======== The data

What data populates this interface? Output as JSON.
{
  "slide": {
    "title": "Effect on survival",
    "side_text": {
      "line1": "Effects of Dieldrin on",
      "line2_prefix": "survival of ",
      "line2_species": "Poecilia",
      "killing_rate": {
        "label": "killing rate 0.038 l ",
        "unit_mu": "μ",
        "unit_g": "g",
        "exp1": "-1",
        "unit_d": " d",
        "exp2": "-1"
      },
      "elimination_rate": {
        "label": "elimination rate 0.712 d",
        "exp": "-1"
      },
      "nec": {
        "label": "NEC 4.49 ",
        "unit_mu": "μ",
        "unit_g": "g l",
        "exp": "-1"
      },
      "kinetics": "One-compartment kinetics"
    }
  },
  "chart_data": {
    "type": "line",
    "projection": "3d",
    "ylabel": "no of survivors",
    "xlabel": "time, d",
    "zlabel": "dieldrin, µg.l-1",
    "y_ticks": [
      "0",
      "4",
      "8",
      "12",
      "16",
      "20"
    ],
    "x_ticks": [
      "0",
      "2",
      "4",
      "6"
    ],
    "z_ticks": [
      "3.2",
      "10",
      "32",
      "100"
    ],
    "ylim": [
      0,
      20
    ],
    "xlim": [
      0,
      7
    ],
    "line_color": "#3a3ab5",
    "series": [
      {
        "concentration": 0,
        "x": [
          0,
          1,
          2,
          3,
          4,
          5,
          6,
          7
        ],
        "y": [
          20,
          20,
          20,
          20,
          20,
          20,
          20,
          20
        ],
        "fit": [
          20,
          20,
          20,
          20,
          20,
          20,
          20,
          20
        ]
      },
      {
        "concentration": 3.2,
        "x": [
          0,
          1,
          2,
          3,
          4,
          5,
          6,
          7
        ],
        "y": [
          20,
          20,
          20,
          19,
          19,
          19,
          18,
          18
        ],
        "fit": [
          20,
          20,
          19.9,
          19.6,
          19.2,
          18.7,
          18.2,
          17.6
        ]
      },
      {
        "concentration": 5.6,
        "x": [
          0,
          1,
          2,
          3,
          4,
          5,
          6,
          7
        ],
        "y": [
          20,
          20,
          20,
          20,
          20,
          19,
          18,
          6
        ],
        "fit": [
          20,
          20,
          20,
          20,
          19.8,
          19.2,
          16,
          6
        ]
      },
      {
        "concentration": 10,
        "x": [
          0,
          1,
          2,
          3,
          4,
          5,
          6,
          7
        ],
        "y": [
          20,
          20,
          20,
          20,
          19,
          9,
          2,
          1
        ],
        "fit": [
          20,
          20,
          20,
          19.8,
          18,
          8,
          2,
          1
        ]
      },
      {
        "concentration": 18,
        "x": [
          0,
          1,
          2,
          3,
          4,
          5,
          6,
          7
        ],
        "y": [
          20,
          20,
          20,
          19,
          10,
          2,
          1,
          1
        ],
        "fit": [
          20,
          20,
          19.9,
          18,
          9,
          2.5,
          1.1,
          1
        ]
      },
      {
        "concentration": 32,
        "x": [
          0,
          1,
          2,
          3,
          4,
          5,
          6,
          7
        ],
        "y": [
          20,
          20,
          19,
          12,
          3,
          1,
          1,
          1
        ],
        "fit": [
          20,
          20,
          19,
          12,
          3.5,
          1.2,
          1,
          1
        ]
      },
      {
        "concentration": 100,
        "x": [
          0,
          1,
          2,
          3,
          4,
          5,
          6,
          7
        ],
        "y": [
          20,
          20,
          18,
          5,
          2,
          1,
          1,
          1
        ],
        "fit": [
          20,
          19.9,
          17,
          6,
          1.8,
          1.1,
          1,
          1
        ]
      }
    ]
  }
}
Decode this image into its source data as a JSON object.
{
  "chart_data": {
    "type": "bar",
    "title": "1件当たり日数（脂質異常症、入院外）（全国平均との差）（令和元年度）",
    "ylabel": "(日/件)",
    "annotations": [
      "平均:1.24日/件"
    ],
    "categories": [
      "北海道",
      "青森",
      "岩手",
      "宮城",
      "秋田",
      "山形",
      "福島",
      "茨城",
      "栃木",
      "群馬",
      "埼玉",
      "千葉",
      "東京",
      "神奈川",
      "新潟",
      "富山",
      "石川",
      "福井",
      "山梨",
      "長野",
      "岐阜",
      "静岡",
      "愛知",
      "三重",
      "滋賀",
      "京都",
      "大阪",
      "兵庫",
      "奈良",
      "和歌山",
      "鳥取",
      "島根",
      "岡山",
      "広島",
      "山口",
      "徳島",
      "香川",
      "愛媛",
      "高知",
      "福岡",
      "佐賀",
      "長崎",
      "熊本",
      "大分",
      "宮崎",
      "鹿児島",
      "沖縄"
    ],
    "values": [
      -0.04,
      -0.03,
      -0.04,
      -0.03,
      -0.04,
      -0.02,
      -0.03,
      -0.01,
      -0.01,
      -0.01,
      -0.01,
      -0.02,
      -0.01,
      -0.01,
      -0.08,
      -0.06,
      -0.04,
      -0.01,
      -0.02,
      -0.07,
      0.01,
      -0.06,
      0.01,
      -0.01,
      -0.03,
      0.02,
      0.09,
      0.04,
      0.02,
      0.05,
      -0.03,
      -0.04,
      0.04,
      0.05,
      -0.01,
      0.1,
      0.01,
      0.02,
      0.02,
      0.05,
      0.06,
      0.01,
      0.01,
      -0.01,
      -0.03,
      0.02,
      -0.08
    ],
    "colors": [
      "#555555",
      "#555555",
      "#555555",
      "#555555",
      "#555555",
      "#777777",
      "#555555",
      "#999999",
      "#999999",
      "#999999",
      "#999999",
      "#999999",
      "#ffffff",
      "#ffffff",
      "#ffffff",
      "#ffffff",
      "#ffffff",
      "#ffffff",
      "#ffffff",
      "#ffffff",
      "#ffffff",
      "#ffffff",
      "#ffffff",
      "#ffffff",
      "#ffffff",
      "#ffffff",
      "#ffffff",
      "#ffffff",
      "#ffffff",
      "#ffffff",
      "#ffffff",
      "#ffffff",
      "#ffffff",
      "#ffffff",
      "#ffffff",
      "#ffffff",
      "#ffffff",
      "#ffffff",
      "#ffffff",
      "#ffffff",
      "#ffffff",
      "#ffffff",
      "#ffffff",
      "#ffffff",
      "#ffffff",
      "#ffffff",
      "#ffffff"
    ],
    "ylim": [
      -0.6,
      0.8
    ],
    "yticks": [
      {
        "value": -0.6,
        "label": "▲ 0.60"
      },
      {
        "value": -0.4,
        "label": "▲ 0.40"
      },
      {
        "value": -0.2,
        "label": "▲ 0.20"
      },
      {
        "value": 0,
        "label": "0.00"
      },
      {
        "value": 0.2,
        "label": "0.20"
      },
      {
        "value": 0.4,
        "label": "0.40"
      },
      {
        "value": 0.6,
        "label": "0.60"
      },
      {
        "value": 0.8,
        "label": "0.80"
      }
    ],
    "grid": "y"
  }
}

================

Select and copy each line from the data that includes the word "title".

    "title": "Effect on survival",
    "title": "1件当たり日数（脂質異常症、入院外）（全国平均との差）（令和元年度）",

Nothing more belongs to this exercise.